--- Data for processing ---
— start —
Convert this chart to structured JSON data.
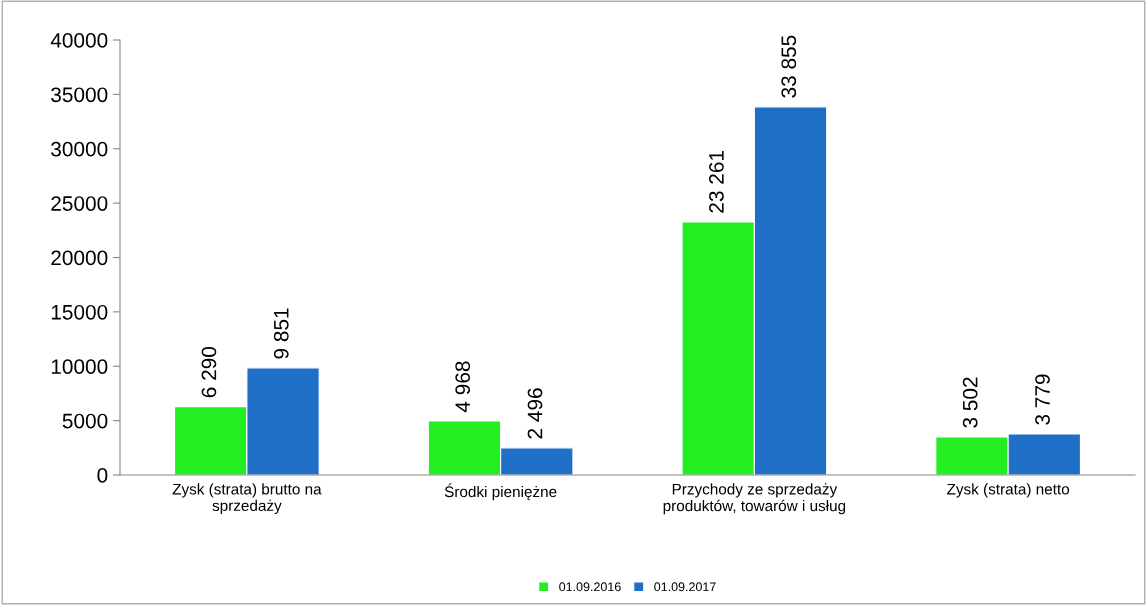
{
  "chart_data": {
    "type": "bar",
    "categories": [
      "Zysk (strata) brutto na\nsprzedaży",
      "Środki pieniężne",
      "Przychody ze sprzedaży\nproduktów, towarów i usług",
      "Zysk (strata) netto"
    ],
    "series": [
      {
        "name": "01.09.2016",
        "color": "#22ee22",
        "values": [
          6290,
          4968,
          23261,
          3502
        ],
        "value_labels": [
          "6 290",
          "4 968",
          "23 261",
          "3 502"
        ]
      },
      {
        "name": "01.09.2017",
        "color": "#1f6fc6",
        "values": [
          9851,
          2496,
          33855,
          3779
        ],
        "value_labels": [
          "9 851",
          "2 496",
          "33 855",
          "3 779"
        ]
      }
    ],
    "ylim": [
      0,
      40000
    ],
    "yticks": [
      0,
      5000,
      10000,
      15000,
      20000,
      25000,
      30000,
      35000,
      40000
    ],
    "grid": false,
    "legend": "bottom"
  }
}
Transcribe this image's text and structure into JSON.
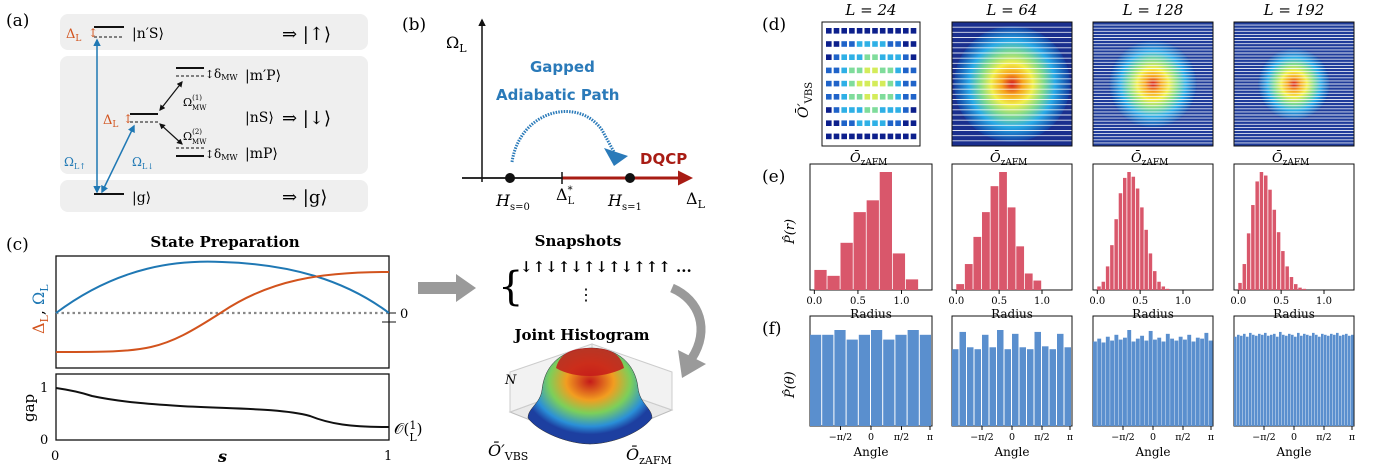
{
  "panels": {
    "a": "(a)",
    "b": "(b)",
    "c": "(c)",
    "d": "(d)",
    "e": "(e)",
    "f": "(f)"
  },
  "panel_a": {
    "row1_level": "|n′S⟩",
    "row1_arrow": "⇒ |↑⟩",
    "delta_label": "ΔL",
    "upper_p": "|m′P⟩",
    "lower_p": "|mP⟩",
    "ns_level": "|nS⟩",
    "row2_arrow": "⇒ |↓⟩",
    "delta_mw_top": "δMW",
    "delta_mw_bottom": "δMW",
    "omega_mw1": "Ω(1)MW",
    "omega_mw2": "Ω(2)MW",
    "omega_up": "ΩL↑",
    "omega_down": "ΩL↓",
    "g_level": "|g⟩",
    "row3_arrow": "⇒ |g⟩",
    "colors": {
      "delta": "#d2531d",
      "coupling": "#1f78b4",
      "box": "#efefef"
    }
  },
  "panel_b": {
    "y_axis": "ΩL",
    "x_axis": "ΔL",
    "path_label_1": "Gapped",
    "path_label_2": "Adiabatic Path",
    "dqcp": "DQCP",
    "h0": "Hs=0",
    "h1": "Hs=1",
    "critical": "Δ*L",
    "colors": {
      "path": "#2a7ab9",
      "critical": "#a81c14"
    }
  },
  "panel_c": {
    "title": "State Preparation",
    "y_label_delta": "ΔL",
    "y_label_comma": ", ",
    "y_label_omega": "ΩL",
    "zero_tick": "0",
    "gap_label": "gap",
    "gap_scale": "𝒪(1/L)",
    "x_label": "s",
    "x_ticks": [
      "0",
      "1"
    ],
    "y_ticks_gap": [
      "0",
      "1"
    ],
    "colors": {
      "delta": "#d2531d",
      "omega": "#1f78b4"
    }
  },
  "flow": {
    "snapshots_title": "Snapshots",
    "spin_string": "↓↑↓↑↓↑↓↑↓↑↑↑ ...",
    "vdots": "⋮",
    "hist_title": "Joint Histogram",
    "hist_z": "N",
    "hist_x": "Ō′VBS",
    "hist_y": "ŌzAFM"
  },
  "grid": {
    "sizes": [
      "L = 24",
      "L = 64",
      "L = 128",
      "L = 192"
    ],
    "row_d_ylabel": "Ō′VBS",
    "row_d_xlabel": "ŌzAFM",
    "row_e_ylabel": "P̂(r)",
    "row_e_xlabel": "Radius",
    "row_e_ticks": [
      "0.0",
      "0.5",
      "1.0"
    ],
    "row_f_ylabel": "P̂(θ)",
    "row_f_xlabel": "Angle",
    "row_f_ticks": [
      "−π/2",
      "0",
      "π/2",
      "π"
    ],
    "colors": {
      "radius_bar": "#d9576b",
      "angle_bar": "#5a8fce"
    }
  },
  "chart_data": [
    {
      "type": "bar",
      "panel": "e",
      "system": "L = 24",
      "x_label": "Radius",
      "y_label": "P̂(r)",
      "bin_edges": [
        0.0,
        0.15,
        0.3,
        0.45,
        0.6,
        0.75,
        0.9,
        1.05,
        1.2
      ],
      "values": [
        0.17,
        0.12,
        0.4,
        0.66,
        0.76,
        1.0,
        0.31,
        0.09
      ]
    },
    {
      "type": "bar",
      "panel": "e",
      "system": "L = 64",
      "x_label": "Radius",
      "y_label": "P̂(r)",
      "bin_edges": [
        0.0,
        0.1,
        0.2,
        0.3,
        0.4,
        0.5,
        0.6,
        0.7,
        0.8,
        0.9,
        1.0
      ],
      "values": [
        0.05,
        0.22,
        0.45,
        0.66,
        0.88,
        1.0,
        0.7,
        0.37,
        0.14,
        0.08
      ]
    },
    {
      "type": "bar",
      "panel": "e",
      "system": "L = 128",
      "x_label": "Radius",
      "y_label": "P̂(r)",
      "bin_edges": [
        0.0,
        0.05,
        0.1,
        0.15,
        0.2,
        0.25,
        0.3,
        0.35,
        0.4,
        0.45,
        0.5,
        0.55,
        0.6,
        0.65,
        0.7,
        0.75,
        0.8,
        0.85
      ],
      "values": [
        0.03,
        0.07,
        0.2,
        0.38,
        0.6,
        0.82,
        0.95,
        1.0,
        0.96,
        0.86,
        0.7,
        0.51,
        0.31,
        0.16,
        0.07,
        0.03,
        0.01
      ]
    },
    {
      "type": "bar",
      "panel": "e",
      "system": "L = 192",
      "x_label": "Radius",
      "y_label": "P̂(r)",
      "bin_edges": [
        0.0,
        0.05,
        0.1,
        0.15,
        0.2,
        0.25,
        0.3,
        0.35,
        0.4,
        0.45,
        0.5,
        0.55,
        0.6,
        0.65,
        0.7,
        0.75,
        0.8
      ],
      "values": [
        0.06,
        0.22,
        0.48,
        0.72,
        0.92,
        1.0,
        0.97,
        0.85,
        0.68,
        0.49,
        0.33,
        0.2,
        0.11,
        0.05,
        0.02,
        0.01
      ]
    },
    {
      "type": "bar",
      "panel": "f",
      "system": "L = 24",
      "x_label": "Angle",
      "y_label": "P̂(θ)",
      "x_range": [
        -3.1416,
        3.1416
      ],
      "values": [
        0.95,
        0.95,
        1.0,
        0.9,
        0.95,
        1.0,
        0.9,
        0.95,
        1.0,
        0.95
      ]
    },
    {
      "type": "bar",
      "panel": "f",
      "system": "L = 64",
      "x_label": "Angle",
      "y_label": "P̂(θ)",
      "x_range": [
        -3.1416,
        3.1416
      ],
      "values": [
        0.8,
        0.98,
        0.82,
        0.8,
        0.95,
        0.82,
        1.0,
        0.8,
        0.96,
        0.82,
        0.8,
        0.98,
        0.83,
        0.8,
        0.96,
        0.82
      ]
    },
    {
      "type": "bar",
      "panel": "f",
      "system": "L = 128",
      "x_label": "Angle",
      "y_label": "P̂(θ)",
      "x_range": [
        -3.1416,
        3.1416
      ],
      "values": [
        0.88,
        0.91,
        0.87,
        0.93,
        0.89,
        0.95,
        0.9,
        0.92,
        1.0,
        0.88,
        0.91,
        0.94,
        0.89,
        0.99,
        0.9,
        0.92,
        0.88,
        0.96,
        0.91,
        0.89,
        0.93,
        0.9,
        0.95,
        0.88,
        0.92,
        0.91,
        0.97,
        0.89
      ]
    },
    {
      "type": "bar",
      "panel": "f",
      "system": "L = 192",
      "x_label": "Angle",
      "y_label": "P̂(θ)",
      "x_range": [
        -3.1416,
        3.1416
      ],
      "values": [
        0.93,
        0.95,
        0.94,
        0.96,
        0.93,
        0.97,
        0.95,
        0.94,
        0.96,
        0.95,
        0.97,
        0.94,
        0.95,
        0.96,
        0.93,
        0.98,
        0.95,
        0.94,
        0.96,
        0.95,
        0.93,
        0.97,
        0.94,
        0.96,
        0.95,
        0.94,
        0.97,
        0.95,
        0.93,
        0.96,
        0.95,
        0.94,
        0.96,
        0.95,
        0.97,
        0.94,
        0.95,
        0.96,
        0.94,
        0.95
      ]
    },
    {
      "type": "line",
      "panel": "c",
      "title": "State Preparation",
      "x_label": "s",
      "x_range": [
        0,
        1
      ],
      "series": [
        {
          "name": "ΔL",
          "x": [
            0,
            0.1,
            0.2,
            0.3,
            0.4,
            0.5,
            0.6,
            0.7,
            0.8,
            0.9,
            1.0
          ],
          "y": [
            -0.9,
            -0.88,
            -0.8,
            -0.62,
            -0.32,
            0.05,
            0.42,
            0.72,
            0.9,
            0.98,
            1.0
          ]
        },
        {
          "name": "ΩL",
          "x": [
            0,
            0.1,
            0.2,
            0.3,
            0.4,
            0.5,
            0.6,
            0.7,
            0.8,
            0.9,
            1.0
          ],
          "y": [
            0.0,
            0.38,
            0.68,
            0.9,
            1.0,
            0.99,
            0.9,
            0.72,
            0.46,
            0.2,
            0.0
          ]
        },
        {
          "name": "gap",
          "x": [
            0,
            0.05,
            0.1,
            0.2,
            0.3,
            0.4,
            0.5,
            0.6,
            0.7,
            0.8,
            0.9,
            1.0
          ],
          "y": [
            1.0,
            0.9,
            0.82,
            0.74,
            0.7,
            0.64,
            0.6,
            0.56,
            0.45,
            0.3,
            0.26,
            0.25
          ]
        }
      ]
    }
  ]
}
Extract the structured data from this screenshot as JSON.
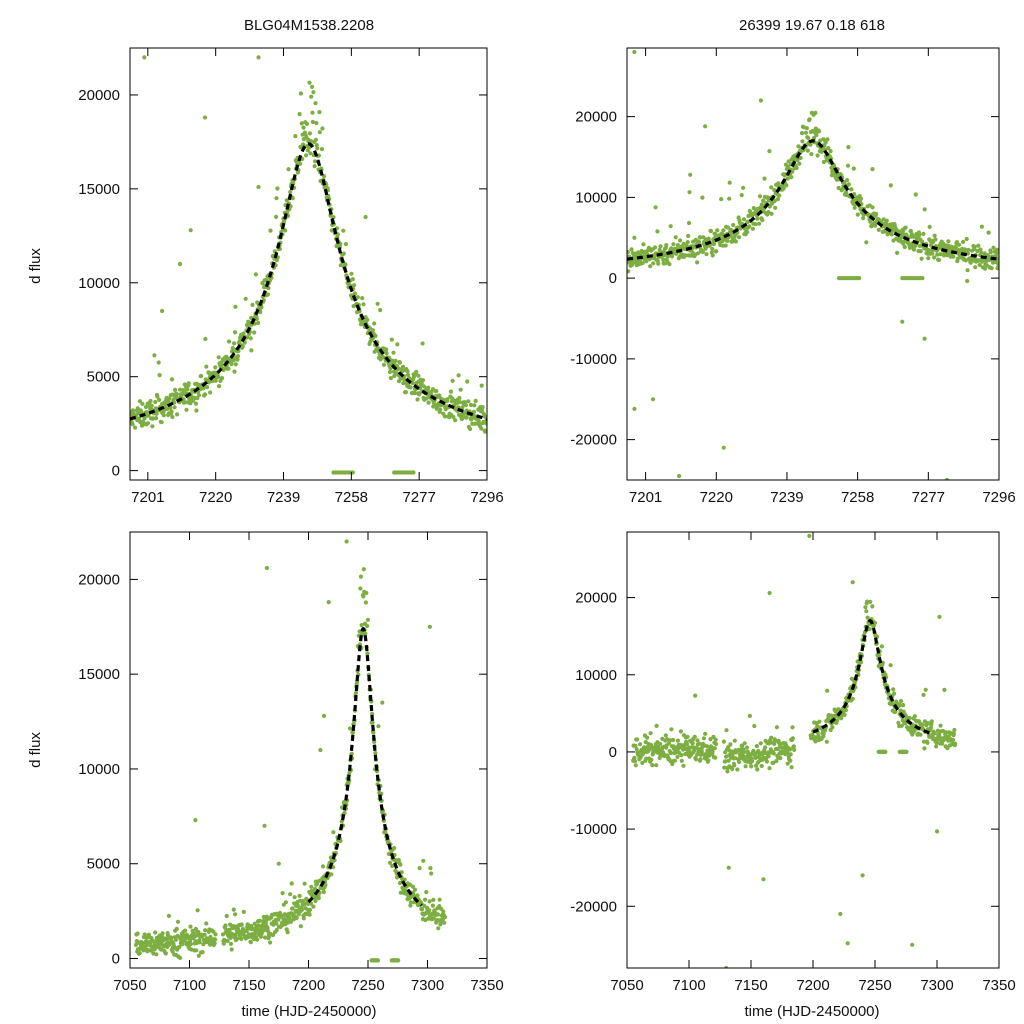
— end —
Go through the data above and find the lines with the word "strata". Copy each of those lines.

      "Zysk (strata) brutto na\nsprzedaży",
      "Zysk (strata) netto"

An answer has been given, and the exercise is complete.